──────── SUPPLIED MATERIAL ────────

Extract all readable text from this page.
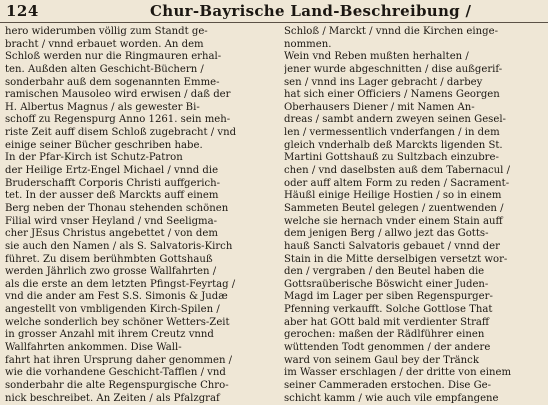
124	Chur-Bayrische Land-Beschreibung /
hero widerumben völlig zum Standt ge-
bracht / vnnd erbauet worden. An dem
Schloß werden nur die Ringmauren erhal-
ten. Außden alten Geschicht-Büchern /
sonderbahr auß dem sogenannten Emme-
ramischen Mausoleo wird erwisen / daß der
H. Albertus Magnus / als gewester Bi-
schoff zu Regenspurg Anno 1261. sein meh-
riste Zeit auff disem Schloß zugebracht / vnd
einige seiner Bücher geschriben habe.
In der Pfar-Kirch ist Schutz-Patron
der Heilige Ertz-Engel Michael / vnnd die
Bruderschafft Corporis Christi auffgerich-
tet. In der ausser deß Marckts auff einem
Berg neben der Thonau stehenden schönen
Filial wird vnser Heyland / vnd Seeligma-
cher JEsus Christus angebettet / von dem
sie auch den Namen / als S. Salvatoris-Kirch
führet. Zu disem berühmbten Gottshauß
werden Jährlich zwo grosse Wallfahrten /
als die erste an dem letzten Pfingst-Feyrtag /
vnd die ander am Fest S.S. Simonis & Judæ
angestellt von vmbligenden Kirch-Spilen /
welche sonderlich bey schöner Wetters-Zeit
in grosser Anzahl mit ihrem Creutz vnnd
Wallfahrten ankommen. Dise Wall-
fahrt hat ihren Ursprung daher genommen /
wie die vorhandene Geschicht-Tafflen / vnd
sonderbahr die alte Regenspurgische Chro-
nick beschreibet. An Zeiten / als Pfalzgraf
Schloß / Marckt / vnnd die Kirchen einge-
nommen.
Wein vnd Reben mußten herhalten /
jener wurde abgeschnitten / dise außgerif-
sen / vnnd ins Lager gebracht / darbey
hat sich einer Officiers / Namens Georgen
Oberhausers Diener / mit Namen An-
dreas / sambt andern zweyen seinen Gesel-
len / vermessentlich vnderfangen / in dem
gleich vnderhalb deß Marckts ligenden St.
Martini Gottshauß zu Sultzbach einzubre-
chen / vnd daselbsten auß dem Tabernacul /
oder auff altem Form zu reden / Sacrament-
Häußl einige Heilige Hostien / so in einem
Sammeten Beutel gelegen / zuentwenden /
welche sie hernach vnder einem Stain auff
dem jenigen Berg / allwo jezt das Gotts-
hauß Sancti Salvatoris gebauet / vnnd der
Stain in die Mitte derselbigen versetzt wor-
den / vergraben / den Beutel haben die
Gottsraüberische Böswicht einer Juden-
Magd im Lager per siben Regenspurger-
Pfenning verkaufft. Solche Gottlose That
aber hat GOtt bald mit verdienter Straff
gerochen: maßen der Rädlführer einen
wüttenden Todt genommen / der andere
ward von seinem Gaul bey der Tränck
im Wasser erschlagen / der dritte von einem
seiner Cammeraden erstochen. Dise Ge-
schicht kamm / wie auch vile empfangene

────────

PROBLEM DESCRIPTION
Now copy each line of the entries that mentions "disem".

TASK RESULT
riste Zeit auff disem Schloß zugebracht / vnd
führet. Zu disem berühmbten Gottshauß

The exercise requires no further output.